Each entry must appear again exactly as it does in the source.

** Listing **
· · · · · · ·

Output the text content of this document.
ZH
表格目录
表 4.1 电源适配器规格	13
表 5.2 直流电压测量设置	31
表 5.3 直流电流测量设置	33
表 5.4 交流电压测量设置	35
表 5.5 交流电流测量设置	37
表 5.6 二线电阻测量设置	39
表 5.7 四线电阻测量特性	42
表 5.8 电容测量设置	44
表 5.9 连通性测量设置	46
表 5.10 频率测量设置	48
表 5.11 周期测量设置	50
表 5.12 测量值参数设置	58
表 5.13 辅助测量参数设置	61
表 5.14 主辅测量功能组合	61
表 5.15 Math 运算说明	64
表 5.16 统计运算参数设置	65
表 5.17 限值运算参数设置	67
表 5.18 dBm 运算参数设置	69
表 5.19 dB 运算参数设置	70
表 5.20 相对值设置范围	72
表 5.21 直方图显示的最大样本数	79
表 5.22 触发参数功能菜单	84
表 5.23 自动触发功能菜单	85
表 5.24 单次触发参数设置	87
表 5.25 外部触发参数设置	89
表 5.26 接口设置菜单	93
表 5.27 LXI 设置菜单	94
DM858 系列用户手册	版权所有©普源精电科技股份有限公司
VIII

· · · · · · ·

** Task result **
Output the text content of this document.
ZH
表格目录
表 4.1 电源适配器规格	13
表 5.2 直流电压测量设置	31
表 5.3 直流电流测量设置	33
表 5.4 交流电压测量设置	35
表 5.5 交流电流测量设置	37
表 5.6 二线电阻测量设置	39
表 5.7 四线电阻测量特性	42
表 5.8 电容测量设置	44
表 5.9 连通性测量设置	46
表 5.10 频率测量设置	48
表 5.11 周期测量设置	50
表 5.12 测量值参数设置	58
表 5.13 辅助测量参数设置	61
表 5.14 主辅测量功能组合	61
表 5.15 Math 运算说明	64
表 5.16 统计运算参数设置	65
表 5.17 限值运算参数设置	67
表 5.18 dBm 运算参数设置	69
表 5.19 dB 运算参数设置	70
表 5.20 相对值设置范围	72
表 5.21 直方图显示的最大样本数	79
表 5.22 触发参数功能菜单	84
表 5.23 自动触发功能菜单	85
表 5.24 单次触发参数设置	87
表 5.25 外部触发参数设置	89
表 5.26 接口设置菜单	93
表 5.27 LXI 设置菜单	94
DM858 系列用户手册	版权所有©普源精电科技股份有限公司
VIII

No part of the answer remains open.